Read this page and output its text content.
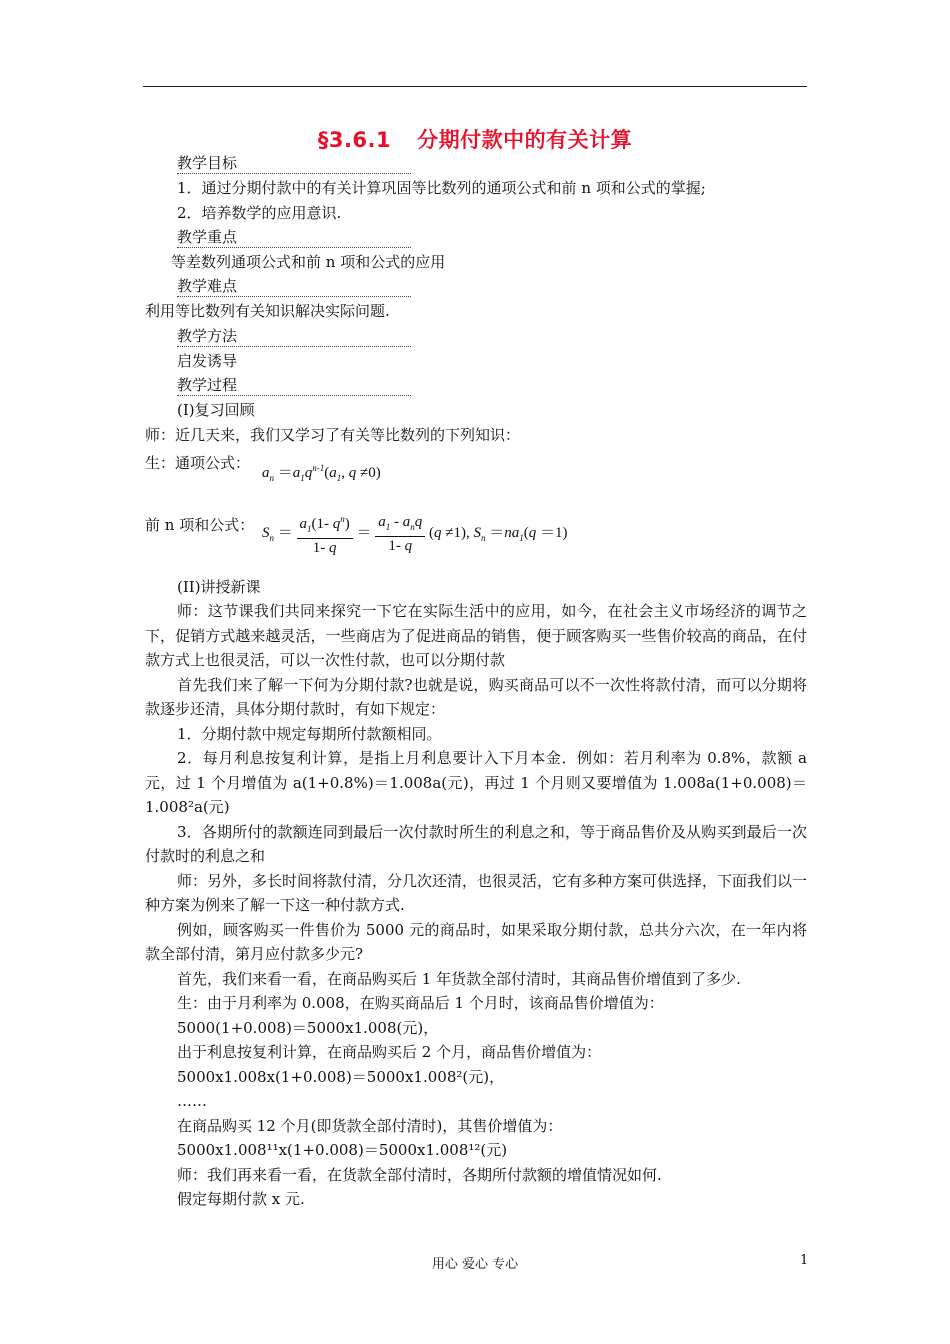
§3.6.1 分期付款中的有关计算
教学目标
1．通过分期付款中的有关计算巩固等比数列的通项公式和前 n 项和公式的掌握;
2．培养数学的应用意识.
教学重点
等差数列通项公式和前 n 项和公式的应用
教学难点
利用等比数列有关知识解决实际问题.
教学方法
启发诱导
教学过程
(I)复习回顾
师：近几天来，我们又学习了有关等比数列的下列知识：
生：通项公式：
$a_n =a_1q^{n-1}(a_1$, q ≠0)
前 n 项和公式： $S_n = \frac{a_1(1- q^n)}{1- q} = \frac{a_1 - a_nq}{1- q} (q \ne 1)$, $S_n =na_1(q =1)$
(II)讲授新课

师：这节课我们共同来探究一下它在实际生活中的应用，如今，在社会主义市场经济的调节之下，促销方式越来越灵活，一些商店为了促进商品的销售，便于顾客购买一些售价较高的商品，在付款方式上也很灵活，可以一次性付款，也可以分期付款

首先我们来了解一下何为分期付款?也就是说，购买商品可以不一次性将款付清，而可以分期将款逐步还清，具体分期付款时，有如下规定：

1．分期付款中规定每期所付款额相同。

2．每月利息按复利计算，是指上月利息要计入下月本金．例如：若月利率为 0.8%，款额 a 元，过 1 个月增值为 a(1+0.8%)＝1.008a(元)，再过 1 个月则又要增值为 1.008a(1+0.008)＝1.008²a(元)

3．各期所付的款额连同到最后一次付款时所生的利息之和，等于商品售价及从购买到最后一次付款时的利息之和

师：另外，多长时间将款付清，分几次还清，也很灵活，它有多种方案可供选择，下面我们以一种方案为例来了解一下这一种付款方式.

例如，顾客购买一件售价为 5000 元的商品时，如果采取分期付款，总共分六次，在一年内将款全部付清，第月应付款多少元?

首先，我们来看一看，在商品购买后 1 年货款全部付清时，其商品售价增值到了多少.

生：由于月利率为 0.008，在购买商品后 1 个月时，该商品售价增值为：

5000(1+0.008)＝5000x1.008(元)，

出于利息按复利计算，在商品购买后 2 个月，商品售价增值为：

5000x1.008x(1+0.008)＝5000x1.008²(元)，

……

在商品购买 12 个月(即货款全部付清时)，其售价增值为：

5000x1.008¹¹x(1+0.008)＝5000x1.008¹²(元)

师：我们再来看一看，在货款全部付清时，各期所付款额的增值情况如何.

假定每期付款 x 元.

用心 爱心 专心	1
=-=-=-=-=
OBJECTIVE
Copy the whole of the material above exactly, but not its images.

TASK RESULT
Read this page and output its text content.
§3.6.1 分期付款中的有关计算
教学目标
1．通过分期付款中的有关计算巩固等比数列的通项公式和前 n 项和公式的掌握;
2．培养数学的应用意识.
教学重点
等差数列通项公式和前 n 项和公式的应用
教学难点
利用等比数列有关知识解决实际问题.
教学方法
启发诱导
教学过程
(I)复习回顾
师：近几天来，我们又学习了有关等比数列的下列知识：
生：通项公式：
$a_n =a_1q^{n-1}(a_1$, q ≠0)
前 n 项和公式： $S_n = \frac{a_1(1- q^n)}{1- q} = \frac{a_1 - a_nq}{1- q} (q \ne 1)$, $S_n =na_1(q =1)$
(II)讲授新课

师：这节课我们共同来探究一下它在实际生活中的应用，如今，在社会主义市场经济的调节之下，促销方式越来越灵活，一些商店为了促进商品的销售，便于顾客购买一些售价较高的商品，在付款方式上也很灵活，可以一次性付款，也可以分期付款

首先我们来了解一下何为分期付款?也就是说，购买商品可以不一次性将款付清，而可以分期将款逐步还清，具体分期付款时，有如下规定：

1．分期付款中规定每期所付款额相同。

2．每月利息按复利计算，是指上月利息要计入下月本金．例如：若月利率为 0.8%，款额 a 元，过 1 个月增值为 a(1+0.8%)＝1.008a(元)，再过 1 个月则又要增值为 1.008a(1+0.008)＝1.008²a(元)

3．各期所付的款额连同到最后一次付款时所生的利息之和，等于商品售价及从购买到最后一次付款时的利息之和

师：另外，多长时间将款付清，分几次还清，也很灵活，它有多种方案可供选择，下面我们以一种方案为例来了解一下这一种付款方式.

例如，顾客购买一件售价为 5000 元的商品时，如果采取分期付款，总共分六次，在一年内将款全部付清，第月应付款多少元?

首先，我们来看一看，在商品购买后 1 年货款全部付清时，其商品售价增值到了多少.

生：由于月利率为 0.008，在购买商品后 1 个月时，该商品售价增值为：

5000(1+0.008)＝5000x1.008(元)，

出于利息按复利计算，在商品购买后 2 个月，商品售价增值为：

5000x1.008x(1+0.008)＝5000x1.008²(元)，

……

在商品购买 12 个月(即货款全部付清时)，其售价增值为：

5000x1.008¹¹x(1+0.008)＝5000x1.008¹²(元)

师：我们再来看一看，在货款全部付清时，各期所付款额的增值情况如何.

假定每期付款 x 元.

用心 爱心 专心	1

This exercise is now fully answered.